* AIM OF THE EXERCISE
Report, word for word, every line of the material that contains "type".

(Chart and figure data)
_ _ _ _
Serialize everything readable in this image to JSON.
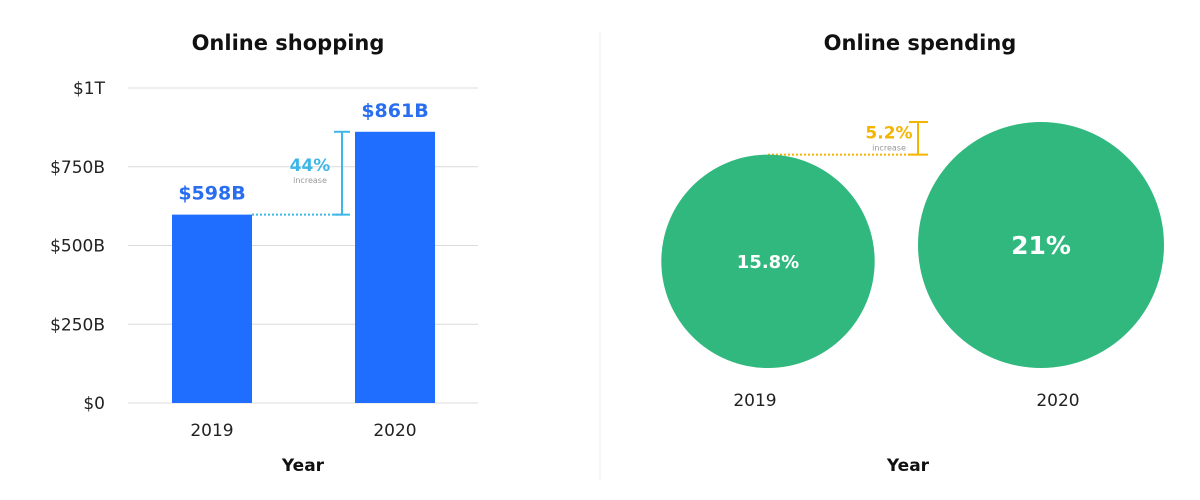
{
  "colors": {
    "bar": "#1f6eff",
    "bar_label": "#2a6ef0",
    "bubble": "#30b87e",
    "shopping_annotation": "#3fb6e8",
    "spending_annotation": "#f5b400",
    "grid": "#dcdcdc",
    "divider": "#eeeeee"
  },
  "chart_data": [
    {
      "type": "bar",
      "title": "Online shopping",
      "xlabel": "Year",
      "ylabel": "",
      "categories": [
        "2019",
        "2020"
      ],
      "values": [
        598,
        861
      ],
      "value_labels": [
        "$598B",
        "$861B"
      ],
      "ylim": [
        0,
        1000
      ],
      "yticks": [
        {
          "value": 0,
          "label": "$0"
        },
        {
          "value": 250,
          "label": "$250B"
        },
        {
          "value": 500,
          "label": "$500B"
        },
        {
          "value": 750,
          "label": "$750B"
        },
        {
          "value": 1000,
          "label": "$1T"
        }
      ],
      "grid": true,
      "annotation": {
        "value": "44%",
        "label": "increase"
      }
    },
    {
      "type": "bubble",
      "title": "Online spending",
      "xlabel": "Year",
      "categories": [
        "2019",
        "2020"
      ],
      "values": [
        15.8,
        21
      ],
      "value_labels": [
        "15.8%",
        "21%"
      ],
      "annotation": {
        "value": "5.2%",
        "label": "increase"
      }
    }
  ]
}
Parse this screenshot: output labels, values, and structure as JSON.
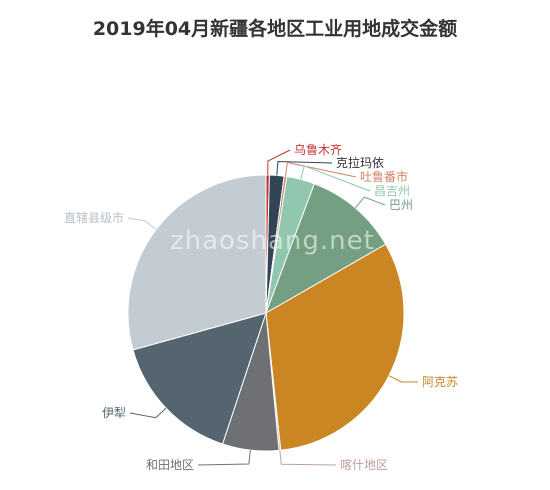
{
  "watermark": "zhaoshang.net",
  "chart_data": {
    "type": "pie",
    "title": "2019年04月新疆各地区工业用地成交金额",
    "slices": [
      {
        "label": "乌鲁木齐",
        "value": 0.4,
        "color": "#c23531"
      },
      {
        "label": "克拉玛依",
        "value": 1.7,
        "color": "#2f4554"
      },
      {
        "label": "吐鲁番市",
        "value": 0.3,
        "color": "#d48265"
      },
      {
        "label": "昌吉州",
        "value": 3.3,
        "color": "#91c7ae"
      },
      {
        "label": "巴州",
        "value": 11.0,
        "color": "#749f83"
      },
      {
        "label": "阿克苏",
        "value": 31.6,
        "color": "#ca8622"
      },
      {
        "label": "喀什地区",
        "value": 0.2,
        "color": "#bda29a"
      },
      {
        "label": "和田地区",
        "value": 6.6,
        "color": "#6e7074"
      },
      {
        "label": "伊犁",
        "value": 15.6,
        "color": "#546570"
      },
      {
        "label": "直辖县级市",
        "value": 29.3,
        "color": "#c4ccd3"
      }
    ]
  }
}
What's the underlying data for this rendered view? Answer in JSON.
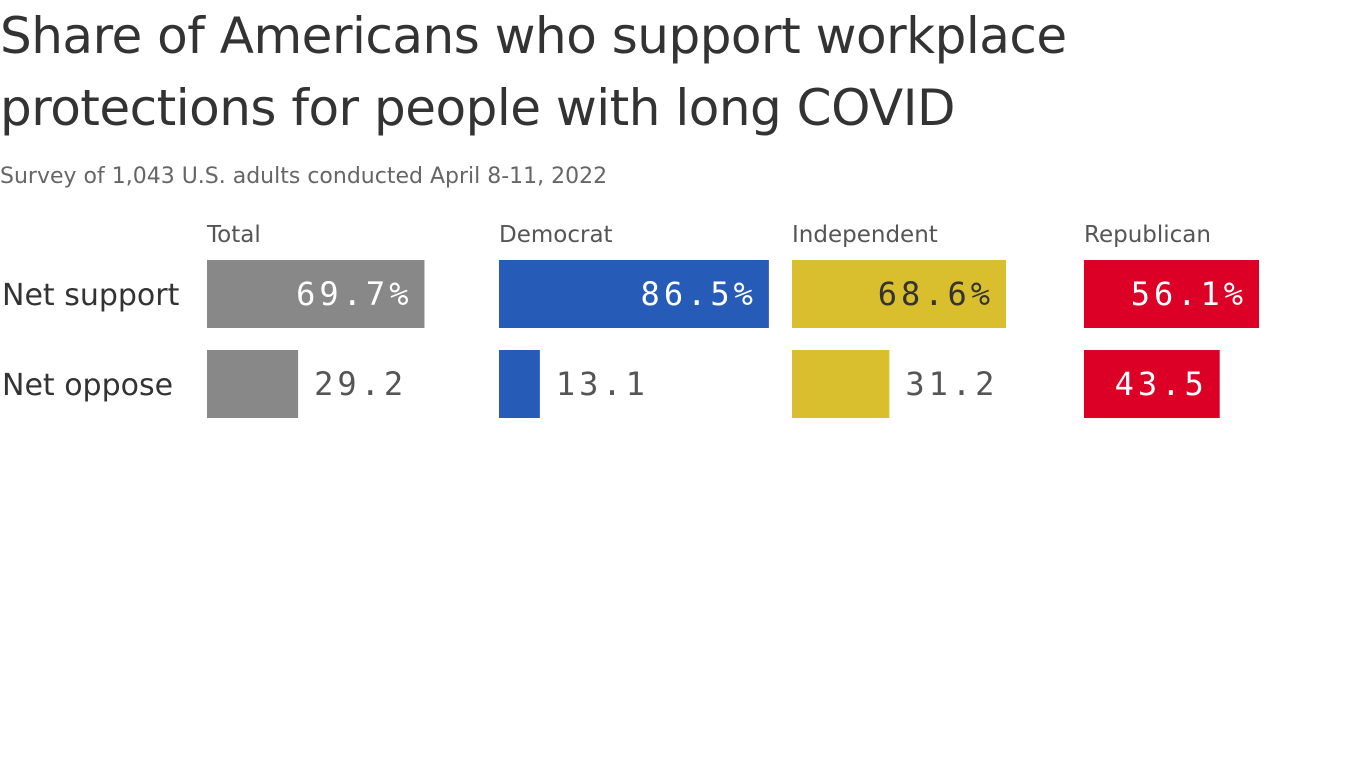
{
  "title_lines": [
    "Share of Americans who support workplace",
    "protections for people with long COVID"
  ],
  "subtitle": "Survey of 1,043 U.S. adults conducted April 8-11, 2022",
  "chart_data": {
    "type": "bar",
    "orientation": "horizontal",
    "categories": [
      "Net support",
      "Net oppose"
    ],
    "panels": [
      {
        "name": "Total",
        "color": "#888888",
        "values": [
          69.7,
          29.2
        ],
        "labels": [
          "69.7%",
          "29.2"
        ],
        "label_inside": [
          true,
          false
        ],
        "label_color": [
          "#ffffff",
          "#555555"
        ]
      },
      {
        "name": "Democrat",
        "color": "#265cb7",
        "values": [
          86.5,
          13.1
        ],
        "labels": [
          "86.5%",
          "13.1"
        ],
        "label_inside": [
          true,
          false
        ],
        "label_color": [
          "#ffffff",
          "#555555"
        ]
      },
      {
        "name": "Independent",
        "color": "#d9be2d",
        "values": [
          68.6,
          31.2
        ],
        "labels": [
          "68.6%",
          "31.2"
        ],
        "label_inside": [
          true,
          false
        ],
        "label_color": [
          "#333333",
          "#555555"
        ]
      },
      {
        "name": "Republican",
        "color": "#dc0026",
        "values": [
          56.1,
          43.5
        ],
        "labels": [
          "56.1%",
          "43.5"
        ],
        "label_inside": [
          true,
          true
        ],
        "label_color": [
          "#ffffff",
          "#ffffff"
        ]
      }
    ]
  }
}
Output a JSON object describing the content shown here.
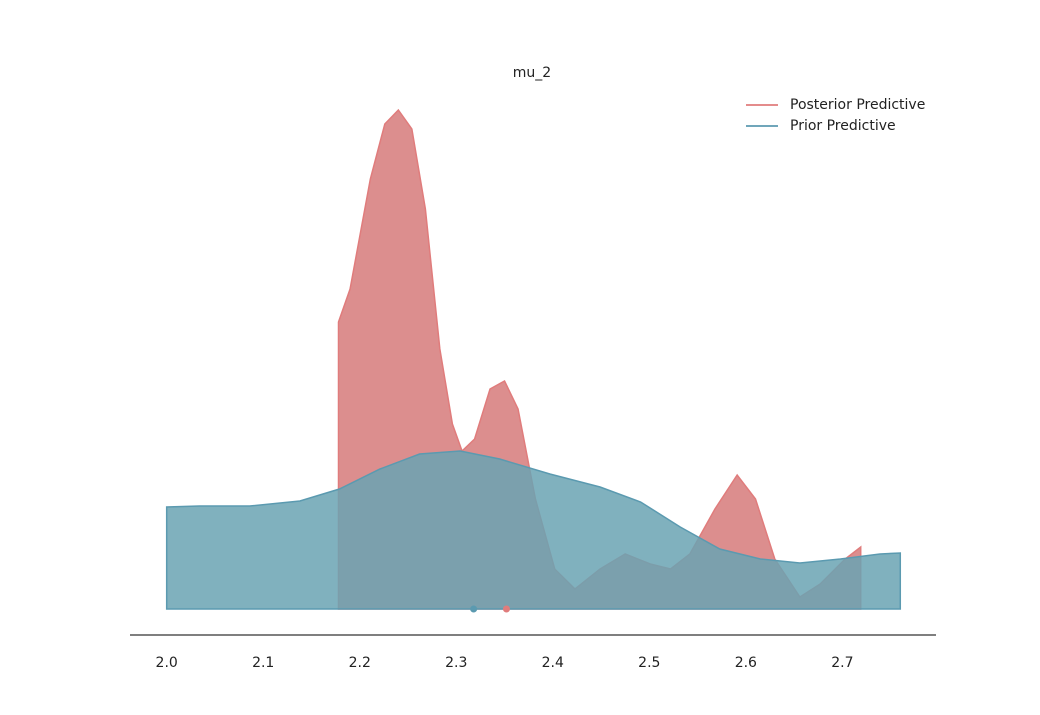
{
  "chart_data": {
    "type": "area",
    "title": "mu_2",
    "xlim": [
      1.962,
      2.797
    ],
    "ylim": [
      0,
      5.3
    ],
    "xticks": [
      {
        "value": 2,
        "label": "2.0"
      },
      2.1,
      2.2,
      2.3,
      2.4,
      2.5,
      2.6,
      2.7
    ],
    "legend": "upper right",
    "series": [
      {
        "name": "Posterior Predictive",
        "color": "#dc8e8e",
        "line_color": "#e07c7c",
        "mean": 2.352,
        "x": [
          2.178,
          2.19,
          2.211,
          2.226,
          2.24,
          2.254,
          2.268,
          2.283,
          2.296,
          2.306,
          2.319,
          2.335,
          2.35,
          2.364,
          2.382,
          2.402,
          2.423,
          2.449,
          2.475,
          2.501,
          2.522,
          2.542,
          2.568,
          2.591,
          2.61,
          2.63,
          2.656,
          2.677,
          2.703,
          2.719
        ],
        "values": [
          2.87,
          3.2,
          4.3,
          4.85,
          4.99,
          4.8,
          4.0,
          2.6,
          1.85,
          1.58,
          1.7,
          2.2,
          2.28,
          2.0,
          1.1,
          0.4,
          0.2,
          0.4,
          0.55,
          0.45,
          0.4,
          0.55,
          1.0,
          1.34,
          1.1,
          0.5,
          0.12,
          0.25,
          0.5,
          0.62
        ]
      },
      {
        "name": "Prior Predictive",
        "color": "#6aa3b3",
        "line_color": "#5b9ab0",
        "mean": 2.318,
        "x": [
          2.0,
          2.034,
          2.086,
          2.138,
          2.179,
          2.221,
          2.262,
          2.304,
          2.345,
          2.397,
          2.449,
          2.491,
          2.532,
          2.573,
          2.615,
          2.656,
          2.698,
          2.739,
          2.76
        ],
        "values": [
          1.02,
          1.03,
          1.03,
          1.08,
          1.2,
          1.4,
          1.55,
          1.58,
          1.5,
          1.35,
          1.22,
          1.07,
          0.82,
          0.6,
          0.5,
          0.46,
          0.5,
          0.55,
          0.56
        ]
      }
    ]
  }
}
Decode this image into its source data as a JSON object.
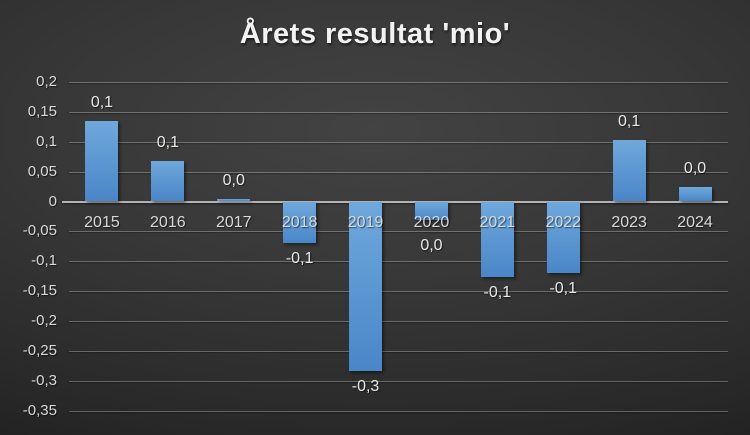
{
  "chart_data": {
    "type": "bar",
    "title": "Årets resultat 'mio'",
    "categories": [
      "2015",
      "2016",
      "2017",
      "2018",
      "2019",
      "2020",
      "2021",
      "2022",
      "2023",
      "2024"
    ],
    "values": [
      0.135,
      0.068,
      0.005,
      -0.069,
      -0.283,
      -0.031,
      -0.126,
      -0.12,
      0.103,
      0.024
    ],
    "data_labels": [
      "0,1",
      "0,1",
      "0,0",
      "-0,1",
      "-0,3",
      "0,0",
      "-0,1",
      "-0,1",
      "0,1",
      "0,0"
    ],
    "y_ticks": [
      {
        "value": 0.2,
        "label": "0,2"
      },
      {
        "value": 0.15,
        "label": "0,15"
      },
      {
        "value": 0.1,
        "label": "0,1"
      },
      {
        "value": 0.05,
        "label": "0,05"
      },
      {
        "value": 0,
        "label": "0"
      },
      {
        "value": -0.05,
        "label": "-0,05"
      },
      {
        "value": -0.1,
        "label": "-0,1"
      },
      {
        "value": -0.15,
        "label": "-0,15"
      },
      {
        "value": -0.2,
        "label": "-0,2"
      },
      {
        "value": -0.25,
        "label": "-0,25"
      },
      {
        "value": -0.3,
        "label": "-0,3"
      },
      {
        "value": -0.35,
        "label": "-0,35"
      }
    ],
    "ylim": [
      -0.35,
      0.2
    ],
    "xlabel": "",
    "ylabel": "",
    "grid": true,
    "legend": "none",
    "colors": {
      "bar_top": "#6fa8dc",
      "bar_bottom": "#4a86c8",
      "gridline": "rgba(255,255,255,0.28)",
      "zero_axis": "rgba(255,255,255,0.62)",
      "tick_text": "#d9d9d9",
      "label_text": "#e9e9e9",
      "title_text": "#f2f2f2"
    }
  }
}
_ _ _ _
* RESPONSE TO THIS EXERCISE
      "type": "bar",
      "type": "bubble",
    "type": "pie",
    "type": "bar",
    "type": "area",
    "type": "bar",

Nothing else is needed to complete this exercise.